--- Start of Input rows ---

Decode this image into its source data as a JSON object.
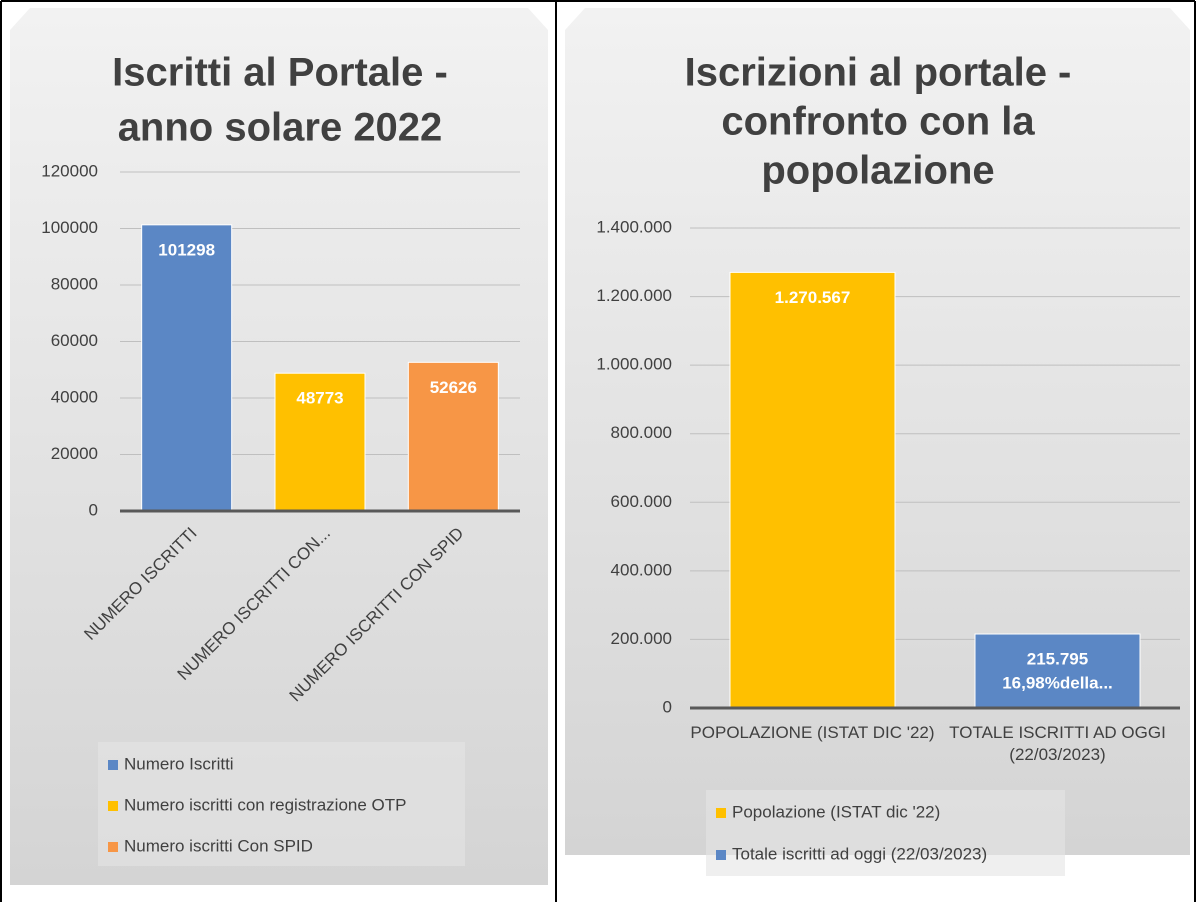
{
  "chart_data": [
    {
      "type": "bar",
      "title": [
        "Iscritti al Portale -",
        "anno solare 2022"
      ],
      "categories": [
        "NUMERO ISCRITTI",
        "NUMERO ISCRITTI CON...",
        "NUMERO ISCRITTI CON SPID"
      ],
      "series": [
        {
          "name": "Numero Iscritti",
          "color": "#5b87c5",
          "values": [
            101298,
            null,
            null
          ]
        },
        {
          "name": "Numero iscritti con registrazione OTP",
          "color": "#ffc000",
          "values": [
            null,
            48773,
            null
          ]
        },
        {
          "name": "Numero iscritti Con SPID",
          "color": "#f79646",
          "values": [
            null,
            null,
            52626
          ]
        }
      ],
      "ylim": [
        0,
        120000
      ],
      "yticks": [
        0,
        20000,
        40000,
        60000,
        80000,
        100000,
        120000
      ],
      "grid": true,
      "legend": "bottom"
    },
    {
      "type": "bar",
      "title": [
        "Iscrizioni al portale -",
        "confronto con la",
        "popolazione"
      ],
      "categories": [
        "POPOLAZIONE (ISTAT DIC '22)",
        "TOTALE ISCRITTI AD OGGI (22/03/2023)"
      ],
      "series": [
        {
          "name": "Popolazione (ISTAT dic '22)",
          "color": "#ffc000",
          "values": [
            1270567,
            null
          ],
          "value_labels": [
            "1.270.567",
            null
          ]
        },
        {
          "name": "Totale iscritti ad oggi (22/03/2023)",
          "color": "#5b87c5",
          "values": [
            null,
            215795
          ],
          "value_labels": [
            null,
            "215.795"
          ],
          "extra_labels": [
            null,
            "16,98%della..."
          ]
        }
      ],
      "ylim": [
        0,
        1400000
      ],
      "yticks": [
        0,
        {
          "value": 200000,
          "label": "200.000"
        },
        {
          "value": 400000,
          "label": "400.000"
        },
        {
          "value": 600000,
          "label": "600.000"
        },
        {
          "value": 800000,
          "label": "800.000"
        },
        {
          "value": 1000000,
          "label": "1.000.000"
        },
        {
          "value": 1200000,
          "label": "1.200.000"
        },
        {
          "value": 1400000,
          "label": "1.400.000"
        }
      ],
      "grid": true,
      "legend": "bottom"
    }
  ]
}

--- End of Input rows ---

Transcribe the records above verbatim. Do not carry over any picture.

Decode this image into its source data as a JSON object.
{
  "chart_data": [
    {
      "type": "bar",
      "title": [
        "Iscritti al Portale -",
        "anno solare 2022"
      ],
      "categories": [
        "NUMERO ISCRITTI",
        "NUMERO ISCRITTI CON...",
        "NUMERO ISCRITTI CON SPID"
      ],
      "series": [
        {
          "name": "Numero Iscritti",
          "color": "#5b87c5",
          "values": [
            101298,
            null,
            null
          ]
        },
        {
          "name": "Numero iscritti con registrazione OTP",
          "color": "#ffc000",
          "values": [
            null,
            48773,
            null
          ]
        },
        {
          "name": "Numero iscritti Con SPID",
          "color": "#f79646",
          "values": [
            null,
            null,
            52626
          ]
        }
      ],
      "ylim": [
        0,
        120000
      ],
      "yticks": [
        0,
        20000,
        40000,
        60000,
        80000,
        100000,
        120000
      ],
      "grid": true,
      "legend": "bottom"
    },
    {
      "type": "bar",
      "title": [
        "Iscrizioni al portale -",
        "confronto con la",
        "popolazione"
      ],
      "categories": [
        "POPOLAZIONE (ISTAT DIC '22)",
        "TOTALE ISCRITTI AD OGGI (22/03/2023)"
      ],
      "series": [
        {
          "name": "Popolazione (ISTAT dic '22)",
          "color": "#ffc000",
          "values": [
            1270567,
            null
          ],
          "value_labels": [
            "1.270.567",
            null
          ]
        },
        {
          "name": "Totale iscritti ad oggi (22/03/2023)",
          "color": "#5b87c5",
          "values": [
            null,
            215795
          ],
          "value_labels": [
            null,
            "215.795"
          ],
          "extra_labels": [
            null,
            "16,98%della..."
          ]
        }
      ],
      "ylim": [
        0,
        1400000
      ],
      "yticks": [
        0,
        {
          "value": 200000,
          "label": "200.000"
        },
        {
          "value": 400000,
          "label": "400.000"
        },
        {
          "value": 600000,
          "label": "600.000"
        },
        {
          "value": 800000,
          "label": "800.000"
        },
        {
          "value": 1000000,
          "label": "1.000.000"
        },
        {
          "value": 1200000,
          "label": "1.200.000"
        },
        {
          "value": 1400000,
          "label": "1.400.000"
        }
      ],
      "grid": true,
      "legend": "bottom"
    }
  ]
}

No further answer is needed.